Print every line of the listing exactly, please.

◆ ◆ ◆

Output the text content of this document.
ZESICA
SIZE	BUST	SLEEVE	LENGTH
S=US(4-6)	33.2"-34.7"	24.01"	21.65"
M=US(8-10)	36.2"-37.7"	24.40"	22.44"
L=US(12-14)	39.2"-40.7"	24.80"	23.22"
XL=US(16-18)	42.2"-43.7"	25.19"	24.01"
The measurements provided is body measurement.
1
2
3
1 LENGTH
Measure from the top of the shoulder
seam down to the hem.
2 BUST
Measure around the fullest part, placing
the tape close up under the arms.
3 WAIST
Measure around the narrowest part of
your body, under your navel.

◆ ◆ ◆

# Exercise solution:
Output the text content of this document.
ZESICA
SIZE	BUST	SLEEVE	LENGTH
S=US(4-6)	33.2"-34.7"	24.01"	21.65"
M=US(8-10)	36.2"-37.7"	24.40"	22.44"
L=US(12-14)	39.2"-40.7"	24.80"	23.22"
XL=US(16-18)	42.2"-43.7"	25.19"	24.01"
The measurements provided is body measurement.
1
2
3
1 LENGTH
Measure from the top of the shoulder
seam down to the hem.
2 BUST
Measure around the fullest part, placing
the tape close up under the arms.
3 WAIST
Measure around the narrowest part of
your body, under your navel.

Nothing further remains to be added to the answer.